• Dataset extract:
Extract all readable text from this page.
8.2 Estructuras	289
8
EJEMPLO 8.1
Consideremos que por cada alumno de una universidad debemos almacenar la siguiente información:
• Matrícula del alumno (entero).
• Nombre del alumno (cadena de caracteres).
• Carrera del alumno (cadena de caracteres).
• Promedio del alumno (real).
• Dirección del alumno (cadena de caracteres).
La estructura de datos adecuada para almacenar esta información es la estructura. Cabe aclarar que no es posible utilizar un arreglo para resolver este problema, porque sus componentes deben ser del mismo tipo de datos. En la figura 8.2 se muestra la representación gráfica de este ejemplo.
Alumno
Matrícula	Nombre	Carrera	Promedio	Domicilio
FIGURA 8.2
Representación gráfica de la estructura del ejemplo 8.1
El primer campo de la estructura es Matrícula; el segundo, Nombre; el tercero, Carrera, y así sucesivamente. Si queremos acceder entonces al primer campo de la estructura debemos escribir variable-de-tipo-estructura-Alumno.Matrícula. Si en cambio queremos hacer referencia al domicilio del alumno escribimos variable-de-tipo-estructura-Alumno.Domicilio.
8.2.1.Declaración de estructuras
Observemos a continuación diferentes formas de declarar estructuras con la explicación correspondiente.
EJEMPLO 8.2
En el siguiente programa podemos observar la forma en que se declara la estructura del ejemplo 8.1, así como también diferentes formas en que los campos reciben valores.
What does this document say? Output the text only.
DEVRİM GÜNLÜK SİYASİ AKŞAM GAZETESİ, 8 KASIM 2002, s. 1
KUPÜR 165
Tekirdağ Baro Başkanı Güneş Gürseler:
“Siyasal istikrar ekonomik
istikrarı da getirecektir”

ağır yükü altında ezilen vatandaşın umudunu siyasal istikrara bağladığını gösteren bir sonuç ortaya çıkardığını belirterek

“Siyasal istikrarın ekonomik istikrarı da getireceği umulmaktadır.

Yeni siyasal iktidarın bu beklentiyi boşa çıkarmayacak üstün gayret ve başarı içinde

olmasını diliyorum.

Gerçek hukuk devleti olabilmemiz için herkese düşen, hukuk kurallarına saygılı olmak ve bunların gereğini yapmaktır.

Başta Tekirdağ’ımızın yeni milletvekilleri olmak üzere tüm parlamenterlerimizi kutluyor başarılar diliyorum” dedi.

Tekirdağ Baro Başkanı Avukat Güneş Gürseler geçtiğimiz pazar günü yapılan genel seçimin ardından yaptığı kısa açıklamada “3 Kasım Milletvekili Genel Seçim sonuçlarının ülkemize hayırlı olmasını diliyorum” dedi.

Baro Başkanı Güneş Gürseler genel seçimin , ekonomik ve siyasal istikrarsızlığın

• Work to complete: Reproduce only the lines running from the one that contains "What does this" to the last line of the records.

• Solution to the problem:
What does this document say? Output the text only.
DEVRİM GÜNLÜK SİYASİ AKŞAM GAZETESİ, 8 KASIM 2002, s. 1
KUPÜR 165
Tekirdağ Baro Başkanı Güneş Gürseler:
“Siyasal istikrar ekonomik
istikrarı da getirecektir”

ağır yükü altında ezilen vatandaşın umudunu siyasal istikrara bağladığını gösteren bir sonuç ortaya çıkardığını belirterek

“Siyasal istikrarın ekonomik istikrarı da getireceği umulmaktadır.

Yeni siyasal iktidarın bu beklentiyi boşa çıkarmayacak üstün gayret ve başarı içinde

olmasını diliyorum.

Gerçek hukuk devleti olabilmemiz için herkese düşen, hukuk kurallarına saygılı olmak ve bunların gereğini yapmaktır.

Başta Tekirdağ’ımızın yeni milletvekilleri olmak üzere tüm parlamenterlerimizi kutluyor başarılar diliyorum” dedi.

Tekirdağ Baro Başkanı Avukat Güneş Gürseler geçtiğimiz pazar günü yapılan genel seçimin ardından yaptığı kısa açıklamada “3 Kasım Milletvekili Genel Seçim sonuçlarının ülkemize hayırlı olmasını diliyorum” dedi.

Baro Başkanı Güneş Gürseler genel seçimin , ekonomik ve siyasal istikrarsızlığın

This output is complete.